_Aim_
Search the material for the word "JSON" and report each line where it turns up.

_Extracted entries_
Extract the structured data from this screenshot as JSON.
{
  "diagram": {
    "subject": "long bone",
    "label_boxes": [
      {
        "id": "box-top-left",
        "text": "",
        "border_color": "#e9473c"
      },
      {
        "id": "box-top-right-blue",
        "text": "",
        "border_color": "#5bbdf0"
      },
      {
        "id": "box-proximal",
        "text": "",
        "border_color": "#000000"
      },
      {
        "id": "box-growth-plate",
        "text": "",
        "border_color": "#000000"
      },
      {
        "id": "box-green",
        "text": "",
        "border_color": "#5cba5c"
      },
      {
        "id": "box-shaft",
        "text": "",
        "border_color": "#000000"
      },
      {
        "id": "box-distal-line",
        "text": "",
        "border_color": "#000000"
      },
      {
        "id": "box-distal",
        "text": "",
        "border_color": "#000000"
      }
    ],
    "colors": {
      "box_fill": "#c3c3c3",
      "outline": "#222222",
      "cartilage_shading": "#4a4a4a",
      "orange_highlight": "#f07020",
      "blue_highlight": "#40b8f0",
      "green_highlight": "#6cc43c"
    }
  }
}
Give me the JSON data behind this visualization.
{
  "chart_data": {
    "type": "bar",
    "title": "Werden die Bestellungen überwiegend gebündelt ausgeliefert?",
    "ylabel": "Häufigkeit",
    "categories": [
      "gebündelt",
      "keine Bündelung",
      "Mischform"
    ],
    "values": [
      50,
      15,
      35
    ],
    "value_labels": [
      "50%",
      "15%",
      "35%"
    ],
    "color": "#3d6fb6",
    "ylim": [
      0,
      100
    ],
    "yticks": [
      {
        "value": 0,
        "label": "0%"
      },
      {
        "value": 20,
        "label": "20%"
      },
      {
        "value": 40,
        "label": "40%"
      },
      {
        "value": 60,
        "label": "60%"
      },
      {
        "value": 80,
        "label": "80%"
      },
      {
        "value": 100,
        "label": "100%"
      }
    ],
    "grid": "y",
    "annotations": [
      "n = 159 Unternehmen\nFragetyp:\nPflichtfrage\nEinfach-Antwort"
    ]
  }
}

_Finished exercise_
Extract the structured data from this screenshot as JSON.
Give me the JSON data behind this visualization.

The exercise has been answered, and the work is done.